* [EXERCISE]: Your task is to copy the listing exactly, with the pictures left out.

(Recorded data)
▬▬▬▬▬▬

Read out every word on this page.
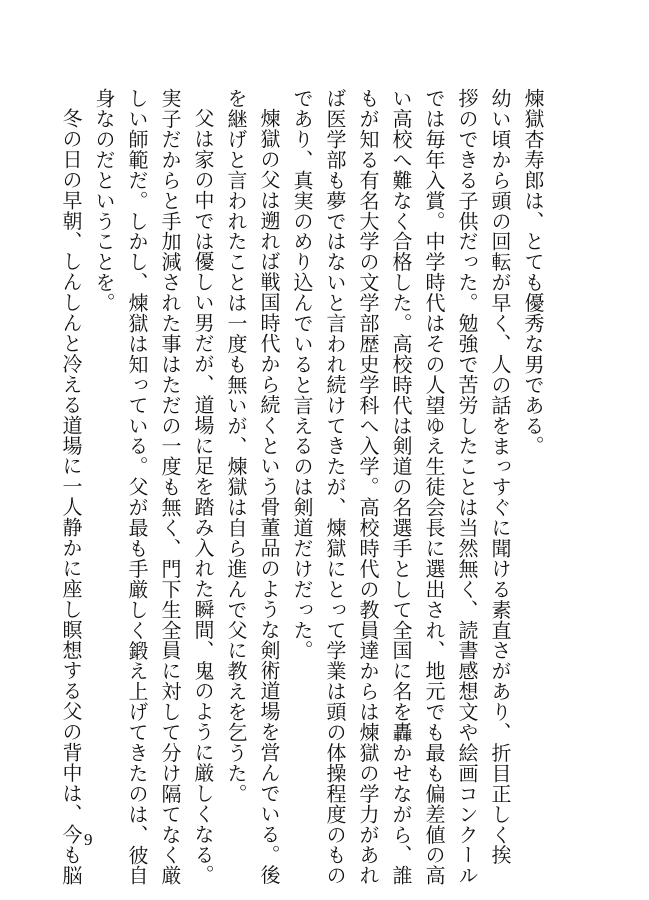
煉獄杏寿郎は、とても優秀な男である。

幼い頃から頭の回転が早く、人の話をまっすぐに聞ける素直さがあり、折目正しく挨

拶のできる子供だった。勉強で苦労したことは当然無く、読書感想文や絵画コンクール

では毎年入賞。中学時代はその人望ゆえ生徒会長に選出され、地元でも最も偏差値の高

い高校へ難なく合格した。高校時代は剣道の名選手として全国に名を轟かせながら、誰

もが知る有名大学の文学部歴史学科へ入学。高校時代の教員達からは煉獄の学力があれ

ば医学部も夢ではないと言われ続けてきたが、煉獄にとって学業は頭の体操程度のもの

であり、真実のめり込んでいると言えるのは剣道だけだった。

煉獄の父は遡れば戦国時代から続くという骨董品のような剣術道場を営んでいる。後

を継げと言われたことは一度も無いが、煉獄は自ら進んで父に教えを乞うた。

父は家の中では優しい男だが、道場に足を踏み入れた瞬間、鬼のように厳しくなる。

実子だからと手加減された事はただの一度も無く、門下生全員に対して分け隔てなく厳

しい師範だ。しかし、煉獄は知っている。父が最も手厳しく鍛え上げてきたのは、彼自

身なのだということを。

冬の日の早朝、しんしんと冷える道場に一人静かに座し瞑想する父の背中は、今も脳 9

▬▬▬▬▬▬

* [SOLVED PROBLEM]:
Read out every word on this page.
煉獄杏寿郎は、とても優秀な男である。

幼い頃から頭の回転が早く、人の話をまっすぐに聞ける素直さがあり、折目正しく挨

拶のできる子供だった。勉強で苦労したことは当然無く、読書感想文や絵画コンクール

では毎年入賞。中学時代はその人望ゆえ生徒会長に選出され、地元でも最も偏差値の高

い高校へ難なく合格した。高校時代は剣道の名選手として全国に名を轟かせながら、誰

もが知る有名大学の文学部歴史学科へ入学。高校時代の教員達からは煉獄の学力があれ

ば医学部も夢ではないと言われ続けてきたが、煉獄にとって学業は頭の体操程度のもの

であり、真実のめり込んでいると言えるのは剣道だけだった。

煉獄の父は遡れば戦国時代から続くという骨董品のような剣術道場を営んでいる。後

を継げと言われたことは一度も無いが、煉獄は自ら進んで父に教えを乞うた。

父は家の中では優しい男だが、道場に足を踏み入れた瞬間、鬼のように厳しくなる。

実子だからと手加減された事はただの一度も無く、門下生全員に対して分け隔てなく厳

しい師範だ。しかし、煉獄は知っている。父が最も手厳しく鍛え上げてきたのは、彼自

身なのだということを。

冬の日の早朝、しんしんと冷える道場に一人静かに座し瞑想する父の背中は、今も脳 9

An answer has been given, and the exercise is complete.